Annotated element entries
-- Begin --
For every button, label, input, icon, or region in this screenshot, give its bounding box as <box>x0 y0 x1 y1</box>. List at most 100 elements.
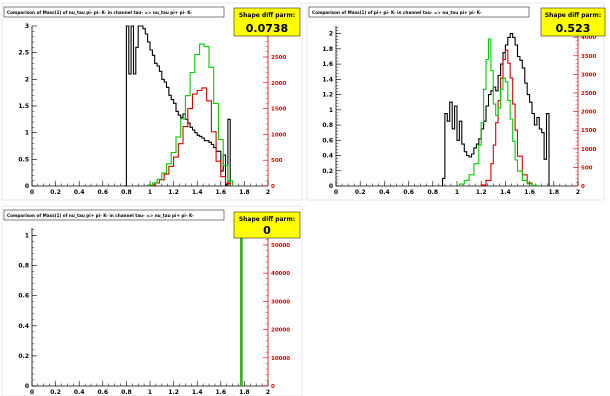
left-y-tick-label: 0.4 <box>18 323 29 330</box>
x-tick-label: 0.4 <box>74 389 85 396</box>
x-tick-label: 2 <box>266 189 270 196</box>
x-tick-label: 1.8 <box>239 389 250 396</box>
x-tick-label: 0 <box>334 189 338 196</box>
chart-panel-3: Comparison of Mass(1) of nu_tau pi+ pi- … <box>1 205 303 396</box>
left-y-tick-label: 0.8 <box>322 122 333 129</box>
right-y-tick-label: 0 <box>581 184 585 190</box>
right-y-tick-label: 2500 <box>271 55 286 61</box>
shape-diff-badge: Shape diff parm: 0.523 <box>540 7 606 37</box>
left-y-tick-label: 1 <box>329 107 333 114</box>
badge-value: 0.523 <box>556 22 591 35</box>
x-tick-label: 1.4 <box>500 189 511 196</box>
left-y-tick-label: 2 <box>329 31 333 38</box>
chart-title-box: Comparison of Mass(1) of pi+ pi- K- in c… <box>308 6 530 18</box>
shape-diff-badge: Shape diff parm:0 <box>233 211 301 239</box>
shape-diff-badge: Shape diff parm: 0.0738 <box>233 7 301 37</box>
badge-label: Shape diff parm: <box>545 12 601 19</box>
series-line-3 <box>458 38 538 186</box>
badge-value: 0.0738 <box>246 22 288 35</box>
left-y-tick-label: 1.5 <box>18 103 29 110</box>
series-line-2 <box>149 87 231 186</box>
x-tick-label: 0.4 <box>379 189 390 196</box>
x-tick-label: 0.8 <box>121 189 132 196</box>
x-tick-label: 1 <box>148 189 152 196</box>
right-y-tick-label: 30000 <box>271 299 290 305</box>
x-tick-label: 1.4 <box>192 189 203 196</box>
title-border <box>3 6 225 18</box>
badge-value: 0 <box>263 224 271 237</box>
x-tick-label: 1.2 <box>168 189 179 196</box>
right-y-tick-label: 3500 <box>581 54 596 60</box>
x-tick-label: 1.4 <box>192 389 203 396</box>
series-line-3 <box>240 234 243 386</box>
x-tick-label: 1.2 <box>476 189 487 196</box>
chart-title: Comparison of Mass(1) of pi+ pi- K- in c… <box>312 10 482 15</box>
x-tick-label: 1.6 <box>524 189 535 196</box>
chart-title: Comparison of Mass(1) of nu_tau pi+ pi- … <box>7 213 194 218</box>
left-y-tick-label: 2 <box>25 76 29 83</box>
title-border <box>308 6 530 18</box>
left-y-tick-label: 0 <box>329 183 333 190</box>
badge-background <box>540 7 606 37</box>
left-y-tick-label: 2.5 <box>18 50 29 57</box>
badge-label: Shape diff parm: <box>239 12 295 19</box>
left-y-tick-label: 0.6 <box>18 293 29 300</box>
badge-background <box>233 211 301 239</box>
right-y-tick-label: 10000 <box>271 356 290 362</box>
left-y-tick-label: 0.5 <box>18 156 29 163</box>
left-y-tick-label: 0.8 <box>18 263 29 270</box>
x-tick-label: 0.2 <box>355 189 366 196</box>
badge-background <box>233 7 301 37</box>
x-tick-label: 2 <box>576 189 580 196</box>
right-y-tick-label: 1000 <box>271 132 286 138</box>
left-y-tick-label: 1.2 <box>322 92 333 99</box>
left-y-tick-label: 1.6 <box>322 61 333 68</box>
x-tick-label: 0.2 <box>50 389 61 396</box>
x-tick-label: 0.4 <box>74 189 85 196</box>
x-tick-label: 2 <box>266 389 270 396</box>
x-tick-label: 1.6 <box>215 389 226 396</box>
left-y-tick-label: 0 <box>25 183 29 190</box>
title-border <box>3 209 225 221</box>
right-y-tick-label: 40000 <box>271 271 290 277</box>
right-y-tick-label: 2000 <box>581 110 596 116</box>
badge-label: Shape diff parm: <box>239 216 295 223</box>
x-tick-label: 0.8 <box>427 189 438 196</box>
right-y-tick-label: 1000 <box>581 147 596 153</box>
chart-title: Comparison of Mass(1) of nu_tau pi- pi- … <box>7 10 192 15</box>
x-tick-label: 1.6 <box>215 189 226 196</box>
series-line-2 <box>480 49 533 186</box>
x-tick-label: 0.6 <box>403 189 414 196</box>
x-tick-label: 0.6 <box>97 189 108 196</box>
right-y-tick-label: 0 <box>271 384 275 390</box>
left-y-tick-label: 3 <box>25 23 29 30</box>
x-tick-label: 0 <box>30 389 34 396</box>
series-line-3 <box>147 43 234 186</box>
right-y-tick-label: 4000 <box>581 35 596 41</box>
chart-title-box: Comparison of Mass(1) of nu_tau pi- pi- … <box>3 6 225 18</box>
left-y-tick-label: 0.2 <box>18 353 29 360</box>
x-tick-label: 1 <box>148 389 152 396</box>
x-tick-label: 1.2 <box>168 389 179 396</box>
right-y-tick-label: 1500 <box>581 128 596 134</box>
left-y-tick-label: 1.8 <box>322 46 333 53</box>
left-y-tick-label: 0.2 <box>322 168 333 175</box>
right-y-tick-label: 3000 <box>581 72 596 78</box>
left-y-tick-label: 0 <box>25 383 29 390</box>
right-y-tick-label: 500 <box>271 158 283 164</box>
right-y-tick-label: 20000 <box>271 328 290 334</box>
x-tick-label: 0 <box>30 189 34 196</box>
x-tick-label: 0.2 <box>50 189 61 196</box>
right-y-tick-label: 2500 <box>581 91 596 97</box>
left-y-tick-label: 0.6 <box>322 137 333 144</box>
x-tick-label: 1 <box>455 189 459 196</box>
right-y-tick-label: 500 <box>581 165 593 171</box>
right-y-tick-label: 1500 <box>271 107 286 113</box>
x-tick-label: 1.8 <box>239 189 250 196</box>
left-y-tick-label: 0.4 <box>322 153 333 160</box>
right-y-tick-label: 2000 <box>271 81 286 87</box>
x-tick-label: 0.8 <box>121 389 132 396</box>
left-y-tick-label: 1.4 <box>322 76 333 83</box>
x-tick-label: 0.6 <box>97 389 108 396</box>
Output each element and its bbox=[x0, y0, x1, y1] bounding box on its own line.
-- End --
[Instructions to follow]: Retype all of the rows above character for character, and leave the pictures out of your answer.

[Written solution]:
For every button, label, input, icon, or region in this screenshot, give its bounding box as <box>x0 y0 x1 y1</box>. List at most 100 elements.
left-y-tick-label: 0.4 <box>18 323 29 330</box>
x-tick-label: 0.4 <box>74 389 85 396</box>
x-tick-label: 2 <box>266 189 270 196</box>
x-tick-label: 1.8 <box>239 389 250 396</box>
x-tick-label: 0 <box>334 189 338 196</box>
chart-panel-3: Comparison of Mass(1) of nu_tau pi+ pi- … <box>1 205 303 396</box>
left-y-tick-label: 0.8 <box>322 122 333 129</box>
right-y-tick-label: 0 <box>581 184 585 190</box>
right-y-tick-label: 2500 <box>271 55 286 61</box>
shape-diff-badge: Shape diff parm: 0.523 <box>540 7 606 37</box>
left-y-tick-label: 1 <box>329 107 333 114</box>
badge-value: 0.523 <box>556 22 591 35</box>
x-tick-label: 1.4 <box>500 189 511 196</box>
left-y-tick-label: 2 <box>329 31 333 38</box>
chart-title-box: Comparison of Mass(1) of pi+ pi- K- in c… <box>308 6 530 18</box>
shape-diff-badge: Shape diff parm:0 <box>233 211 301 239</box>
shape-diff-badge: Shape diff parm: 0.0738 <box>233 7 301 37</box>
badge-label: Shape diff parm: <box>545 12 601 19</box>
series-line-3 <box>458 38 538 186</box>
badge-value: 0.0738 <box>246 22 288 35</box>
left-y-tick-label: 1.5 <box>18 103 29 110</box>
series-line-2 <box>149 87 231 186</box>
x-tick-label: 0.4 <box>379 189 390 196</box>
x-tick-label: 0.8 <box>121 189 132 196</box>
x-tick-label: 1 <box>148 189 152 196</box>
right-y-tick-label: 30000 <box>271 299 290 305</box>
x-tick-label: 1.4 <box>192 189 203 196</box>
title-border <box>3 6 225 18</box>
badge-value: 0 <box>263 224 271 237</box>
x-tick-label: 1.2 <box>168 189 179 196</box>
right-y-tick-label: 3500 <box>581 54 596 60</box>
x-tick-label: 1.4 <box>192 389 203 396</box>
series-line-3 <box>240 234 243 386</box>
x-tick-label: 1.2 <box>476 189 487 196</box>
chart-title: Comparison of Mass(1) of pi+ pi- K- in c… <box>312 10 482 15</box>
x-tick-label: 1.6 <box>524 189 535 196</box>
chart-title: Comparison of Mass(1) of nu_tau pi+ pi- … <box>7 213 194 218</box>
left-y-tick-label: 2 <box>25 76 29 83</box>
title-border <box>308 6 530 18</box>
left-y-tick-label: 0 <box>329 183 333 190</box>
badge-background <box>540 7 606 37</box>
left-y-tick-label: 2.5 <box>18 50 29 57</box>
badge-label: Shape diff parm: <box>239 12 295 19</box>
left-y-tick-label: 0.6 <box>18 293 29 300</box>
badge-background <box>233 211 301 239</box>
right-y-tick-label: 10000 <box>271 356 290 362</box>
left-y-tick-label: 0.5 <box>18 156 29 163</box>
left-y-tick-label: 0.8 <box>18 263 29 270</box>
x-tick-label: 0.2 <box>355 189 366 196</box>
badge-background <box>233 7 301 37</box>
x-tick-label: 2 <box>576 189 580 196</box>
right-y-tick-label: 1000 <box>271 132 286 138</box>
left-y-tick-label: 1.2 <box>322 92 333 99</box>
left-y-tick-label: 1.6 <box>322 61 333 68</box>
x-tick-label: 0.2 <box>50 389 61 396</box>
x-tick-label: 0.4 <box>74 189 85 196</box>
x-tick-label: 2 <box>266 389 270 396</box>
x-tick-label: 1.6 <box>215 389 226 396</box>
left-y-tick-label: 0 <box>25 183 29 190</box>
title-border <box>3 209 225 221</box>
right-y-tick-label: 40000 <box>271 271 290 277</box>
right-y-tick-label: 2000 <box>581 110 596 116</box>
badge-label: Shape diff parm: <box>239 216 295 223</box>
x-tick-label: 0.8 <box>427 189 438 196</box>
right-y-tick-label: 1000 <box>581 147 596 153</box>
chart-title: Comparison of Mass(1) of nu_tau pi- pi- … <box>7 10 192 15</box>
x-tick-label: 1.6 <box>215 189 226 196</box>
series-line-2 <box>480 49 533 186</box>
x-tick-label: 0.6 <box>403 189 414 196</box>
x-tick-label: 0.6 <box>97 189 108 196</box>
right-y-tick-label: 0 <box>271 384 275 390</box>
left-y-tick-label: 3 <box>25 23 29 30</box>
x-tick-label: 0 <box>30 389 34 396</box>
series-line-3 <box>147 43 234 186</box>
right-y-tick-label: 4000 <box>581 35 596 41</box>
chart-title-box: Comparison of Mass(1) of nu_tau pi- pi- … <box>3 6 225 18</box>
left-y-tick-label: 0.2 <box>18 353 29 360</box>
x-tick-label: 1 <box>148 389 152 396</box>
x-tick-label: 1.2 <box>168 389 179 396</box>
right-y-tick-label: 1500 <box>581 128 596 134</box>
left-y-tick-label: 1.8 <box>322 46 333 53</box>
left-y-tick-label: 0.2 <box>322 168 333 175</box>
right-y-tick-label: 3000 <box>581 72 596 78</box>
left-y-tick-label: 0 <box>25 383 29 390</box>
right-y-tick-label: 500 <box>271 158 283 164</box>
right-y-tick-label: 20000 <box>271 328 290 334</box>
x-tick-label: 0 <box>30 189 34 196</box>
x-tick-label: 0.2 <box>50 189 61 196</box>
right-y-tick-label: 2500 <box>581 91 596 97</box>
left-y-tick-label: 0.6 <box>322 137 333 144</box>
x-tick-label: 1 <box>455 189 459 196</box>
right-y-tick-label: 500 <box>581 165 593 171</box>
right-y-tick-label: 1500 <box>271 107 286 113</box>
x-tick-label: 1.8 <box>239 189 250 196</box>
left-y-tick-label: 0.4 <box>322 153 333 160</box>
right-y-tick-label: 2000 <box>271 81 286 87</box>
x-tick-label: 0.8 <box>121 389 132 396</box>
left-y-tick-label: 1.4 <box>322 76 333 83</box>
x-tick-label: 0.6 <box>97 389 108 396</box>
Output each element and its bbox=[x0, y0, x1, y1] bounding box on its own line.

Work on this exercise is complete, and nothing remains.